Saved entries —
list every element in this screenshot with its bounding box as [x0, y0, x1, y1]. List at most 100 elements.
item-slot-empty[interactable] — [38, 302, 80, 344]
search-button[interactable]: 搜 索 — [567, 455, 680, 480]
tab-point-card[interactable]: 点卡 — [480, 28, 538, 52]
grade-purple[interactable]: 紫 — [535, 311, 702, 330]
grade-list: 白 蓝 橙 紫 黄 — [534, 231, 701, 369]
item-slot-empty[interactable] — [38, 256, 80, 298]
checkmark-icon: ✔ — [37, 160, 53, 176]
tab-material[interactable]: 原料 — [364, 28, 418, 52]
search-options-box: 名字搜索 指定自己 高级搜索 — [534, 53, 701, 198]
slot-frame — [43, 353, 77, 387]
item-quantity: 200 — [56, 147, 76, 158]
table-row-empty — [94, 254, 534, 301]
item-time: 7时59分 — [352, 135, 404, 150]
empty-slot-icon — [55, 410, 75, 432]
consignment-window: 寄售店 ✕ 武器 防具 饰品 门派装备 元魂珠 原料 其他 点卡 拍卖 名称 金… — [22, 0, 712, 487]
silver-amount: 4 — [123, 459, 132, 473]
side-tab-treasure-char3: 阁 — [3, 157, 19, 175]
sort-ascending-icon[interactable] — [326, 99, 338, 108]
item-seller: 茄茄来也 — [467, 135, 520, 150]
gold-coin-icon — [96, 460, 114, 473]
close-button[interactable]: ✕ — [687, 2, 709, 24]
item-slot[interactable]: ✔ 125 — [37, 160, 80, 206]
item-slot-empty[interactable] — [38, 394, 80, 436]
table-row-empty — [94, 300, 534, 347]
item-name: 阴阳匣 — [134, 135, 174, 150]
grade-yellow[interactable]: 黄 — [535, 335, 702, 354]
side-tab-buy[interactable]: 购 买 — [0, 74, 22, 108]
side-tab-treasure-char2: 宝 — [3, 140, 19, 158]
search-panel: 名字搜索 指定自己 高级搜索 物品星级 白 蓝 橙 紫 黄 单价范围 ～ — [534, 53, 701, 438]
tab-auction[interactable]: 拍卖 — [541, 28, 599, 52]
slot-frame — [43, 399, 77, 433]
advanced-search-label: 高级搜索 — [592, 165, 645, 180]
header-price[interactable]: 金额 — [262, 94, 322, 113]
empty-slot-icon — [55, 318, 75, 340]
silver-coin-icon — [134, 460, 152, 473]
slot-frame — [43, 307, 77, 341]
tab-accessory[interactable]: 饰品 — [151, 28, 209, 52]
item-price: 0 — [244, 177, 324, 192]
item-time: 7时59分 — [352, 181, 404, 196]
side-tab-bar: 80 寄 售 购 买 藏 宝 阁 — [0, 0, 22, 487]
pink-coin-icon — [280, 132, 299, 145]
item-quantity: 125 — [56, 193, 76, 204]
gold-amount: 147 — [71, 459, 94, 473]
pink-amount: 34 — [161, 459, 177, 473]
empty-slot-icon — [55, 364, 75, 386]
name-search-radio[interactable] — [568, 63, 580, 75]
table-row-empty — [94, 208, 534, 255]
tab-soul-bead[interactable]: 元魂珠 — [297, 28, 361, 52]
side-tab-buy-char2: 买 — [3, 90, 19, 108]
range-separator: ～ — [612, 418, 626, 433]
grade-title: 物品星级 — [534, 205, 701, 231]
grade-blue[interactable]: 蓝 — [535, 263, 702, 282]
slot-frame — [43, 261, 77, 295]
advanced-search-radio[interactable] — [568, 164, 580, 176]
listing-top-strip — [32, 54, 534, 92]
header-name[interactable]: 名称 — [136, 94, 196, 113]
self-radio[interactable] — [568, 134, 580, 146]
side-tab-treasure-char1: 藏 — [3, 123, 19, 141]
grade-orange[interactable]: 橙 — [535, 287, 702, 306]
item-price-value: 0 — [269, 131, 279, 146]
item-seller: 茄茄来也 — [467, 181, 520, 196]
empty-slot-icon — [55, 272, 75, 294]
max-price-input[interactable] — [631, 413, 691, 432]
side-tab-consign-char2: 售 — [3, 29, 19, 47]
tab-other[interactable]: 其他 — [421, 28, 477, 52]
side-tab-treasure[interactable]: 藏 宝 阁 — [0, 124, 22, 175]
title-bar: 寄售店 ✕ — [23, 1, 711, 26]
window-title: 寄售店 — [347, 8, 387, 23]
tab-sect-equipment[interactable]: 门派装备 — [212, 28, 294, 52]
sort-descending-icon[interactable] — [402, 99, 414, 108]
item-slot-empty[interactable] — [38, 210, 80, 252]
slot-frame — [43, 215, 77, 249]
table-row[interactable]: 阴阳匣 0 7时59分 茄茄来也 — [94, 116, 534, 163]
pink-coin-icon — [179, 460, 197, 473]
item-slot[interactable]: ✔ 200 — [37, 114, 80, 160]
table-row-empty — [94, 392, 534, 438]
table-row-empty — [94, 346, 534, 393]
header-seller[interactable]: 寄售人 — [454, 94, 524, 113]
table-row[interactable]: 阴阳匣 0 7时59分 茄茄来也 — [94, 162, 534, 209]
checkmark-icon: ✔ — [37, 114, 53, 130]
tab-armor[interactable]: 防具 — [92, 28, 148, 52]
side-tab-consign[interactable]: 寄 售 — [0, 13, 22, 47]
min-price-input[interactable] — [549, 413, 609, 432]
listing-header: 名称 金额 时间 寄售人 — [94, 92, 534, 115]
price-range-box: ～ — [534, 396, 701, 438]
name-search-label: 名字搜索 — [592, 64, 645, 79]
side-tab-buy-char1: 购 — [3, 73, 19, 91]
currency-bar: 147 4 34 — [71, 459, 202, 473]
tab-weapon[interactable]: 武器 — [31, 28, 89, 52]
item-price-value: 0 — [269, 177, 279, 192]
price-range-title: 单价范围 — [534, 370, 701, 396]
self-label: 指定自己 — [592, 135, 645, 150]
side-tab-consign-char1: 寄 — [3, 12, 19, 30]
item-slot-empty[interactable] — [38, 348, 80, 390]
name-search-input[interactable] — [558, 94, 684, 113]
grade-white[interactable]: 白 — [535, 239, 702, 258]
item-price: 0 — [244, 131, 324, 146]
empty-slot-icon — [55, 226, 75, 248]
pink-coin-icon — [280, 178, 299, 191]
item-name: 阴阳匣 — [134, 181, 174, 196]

What you will do —
Give every line of the listing above as a JSON list of strings, one string per line, leaving out any blank lines.

Task solution —
[
  "list every element in this screenshot with its bounding box as [x0, y0, x1, y1]. List at most 100 elements.",
  "item-slot-empty[interactable] — [38, 302, 80, 344]",
  "search-button[interactable]: 搜 索 — [567, 455, 680, 480]",
  "tab-point-card[interactable]: 点卡 — [480, 28, 538, 52]",
  "grade-purple[interactable]: 紫 — [535, 311, 702, 330]",
  "grade-list: 白 蓝 橙 紫 黄 — [534, 231, 701, 369]",
  "item-slot-empty[interactable] — [38, 256, 80, 298]",
  "checkmark-icon: ✔ — [37, 160, 53, 176]",
  "tab-material[interactable]: 原料 — [364, 28, 418, 52]",
  "search-options-box: 名字搜索 指定自己 高级搜索 — [534, 53, 701, 198]",
  "slot-frame — [43, 353, 77, 387]",
  "item-quantity: 200 — [56, 147, 76, 158]",
  "table-row-empty — [94, 254, 534, 301]",
  "item-time: 7时59分 — [352, 135, 404, 150]",
  "empty-slot-icon — [55, 410, 75, 432]",
  "consignment-window: 寄售店 ✕ 武器 防具 饰品 门派装备 元魂珠 原料 其他 点卡 拍卖 名称 金… — [22, 0, 712, 487]",
  "silver-amount: 4 — [123, 459, 132, 473]",
  "side-tab-treasure-char3: 阁 — [3, 157, 19, 175]",
  "sort-ascending-icon[interactable] — [326, 99, 338, 108]",
  "item-seller: 茄茄来也 — [467, 135, 520, 150]",
  "gold-coin-icon — [96, 460, 114, 473]",
  "close-button[interactable]: ✕ — [687, 2, 709, 24]",
  "item-slot[interactable]: ✔ 125 — [37, 160, 80, 206]",
  "item-slot-empty[interactable] — [38, 394, 80, 436]",
  "table-row-empty — [94, 300, 534, 347]",
  "item-name: 阴阳匣 — [134, 135, 174, 150]",
  "grade-yellow[interactable]: 黄 — [535, 335, 702, 354]",
  "side-tab-buy[interactable]: 购 买 — [0, 74, 22, 108]",
  "side-tab-treasure-char2: 宝 — [3, 140, 19, 158]",
  "search-panel: 名字搜索 指定自己 高级搜索 物品星级 白 蓝 橙 紫 黄 单价范围 ～ — [534, 53, 701, 438]",
  "tab-auction[interactable]: 拍卖 — [541, 28, 599, 52]",
  "slot-frame — [43, 399, 77, 433]",
  "advanced-search-label: 高级搜索 — [592, 165, 645, 180]",
  "header-price[interactable]: 金额 — [262, 94, 322, 113]",
  "empty-slot-icon — [55, 318, 75, 340]",
  "silver-coin-icon — [134, 460, 152, 473]",
  "slot-frame — [43, 307, 77, 341]",
  "tab-accessory[interactable]: 饰品 — [151, 28, 209, 52]",
  "item-price: 0 — [244, 177, 324, 192]",
  "item-time: 7时59分 — [352, 181, 404, 196]",
  "side-tab-bar: 80 寄 售 购 买 藏 宝 阁 — [0, 0, 22, 487]",
  "pink-coin-icon — [280, 132, 299, 145]",
  "item-quantity: 125 — [56, 193, 76, 204]",
  "gold-amount: 147 — [71, 459, 94, 473]",
  "pink-amount: 34 — [161, 459, 177, 473]",
  "empty-slot-icon — [55, 364, 75, 386]",
  "name-search-radio[interactable] — [568, 63, 580, 75]",
  "table-row-empty — [94, 208, 534, 255]",
  "tab-soul-bead[interactable]: 元魂珠 — [297, 28, 361, 52]",
  "side-tab-buy-char2: 买 — [3, 90, 19, 108]",
  "range-separator: ～ — [612, 418, 626, 433]",
  "grade-title: 物品星级 — [534, 205, 701, 231]",
  "grade-blue[interactable]: 蓝 — [535, 263, 702, 282]",
  "slot-frame — [43, 261, 77, 295]",
  "advanced-search-radio[interactable] — [568, 164, 580, 176]",
  "listing-top-strip — [32, 54, 534, 92]",
  "header-name[interactable]: 名称 — [136, 94, 196, 113]",
  "self-radio[interactable] — [568, 134, 580, 146]",
  "side-tab-treasure-char1: 藏 — [3, 123, 19, 141]",
  "grade-orange[interactable]: 橙 — [535, 287, 702, 306]",
  "item-price-value: 0 — [269, 131, 279, 146]",
  "item-seller: 茄茄来也 — [467, 181, 520, 196]",
  "empty-slot-icon — [55, 272, 75, 294]",
  "max-price-input[interactable] — [631, 413, 691, 432]",
  "side-tab-consign-char2: 售 — [3, 29, 19, 47]",
  "tab-other[interactable]: 其他 — [421, 28, 477, 52]",
  "side-tab-treasure[interactable]: 藏 宝 阁 — [0, 124, 22, 175]",
  "title-bar: 寄售店 ✕ — [23, 1, 711, 26]",
  "window-title: 寄售店 — [347, 8, 387, 23]",
  "tab-sect-equipment[interactable]: 门派装备 — [212, 28, 294, 52]",
  "sort-descending-icon[interactable] — [402, 99, 414, 108]",
  "item-slot-empty[interactable] — [38, 210, 80, 252]",
  "slot-frame — [43, 215, 77, 249]",
  "table-row[interactable]: 阴阳匣 0 7时59分 茄茄来也 — [94, 116, 534, 163]",
  "pink-coin-icon — [179, 460, 197, 473]",
  "item-slot[interactable]: ✔ 200 — [37, 114, 80, 160]",
  "table-row-empty — [94, 392, 534, 438]",
  "table-row-empty — [94, 346, 534, 393]",
  "header-seller[interactable]: 寄售人 — [454, 94, 524, 113]",
  "table-row[interactable]: 阴阳匣 0 7时59分 茄茄来也 — [94, 162, 534, 209]",
  "checkmark-icon: ✔ — [37, 114, 53, 130]",
  "tab-armor[interactable]: 防具 — [92, 28, 148, 52]",
  "side-tab-consign[interactable]: 寄 售 — [0, 13, 22, 47]",
  "min-price-input[interactable] — [549, 413, 609, 432]",
  "listing-header: 名称 金额 时间 寄售人 — [94, 92, 534, 115]",
  "price-range-box: ～ — [534, 396, 701, 438]",
  "name-search-label: 名字搜索 — [592, 64, 645, 79]",
  "side-tab-buy-char1: 购 — [3, 73, 19, 91]",
  "currency-bar: 147 4 34 — [71, 459, 202, 473]",
  "tab-weapon[interactable]: 武器 — [31, 28, 89, 52]",
  "item-price-value: 0 — [269, 177, 279, 192]",
  "price-range-title: 单价范围 — [534, 370, 701, 396]",
  "self-label: 指定自己 — [592, 135, 645, 150]",
  "side-tab-consign-char1: 寄 — [3, 12, 19, 30]",
  "item-slot-empty[interactable] — [38, 348, 80, 390]",
  "name-search-input[interactable] — [558, 94, 684, 113]",
  "grade-white[interactable]: 白 — [535, 239, 702, 258]",
  "item-price: 0 — [244, 131, 324, 146]",
  "empty-slot-icon — [55, 226, 75, 248]",
  "pink-coin-icon — [280, 178, 299, 191]",
  "item-name: 阴阳匣 — [134, 181, 174, 196]"
]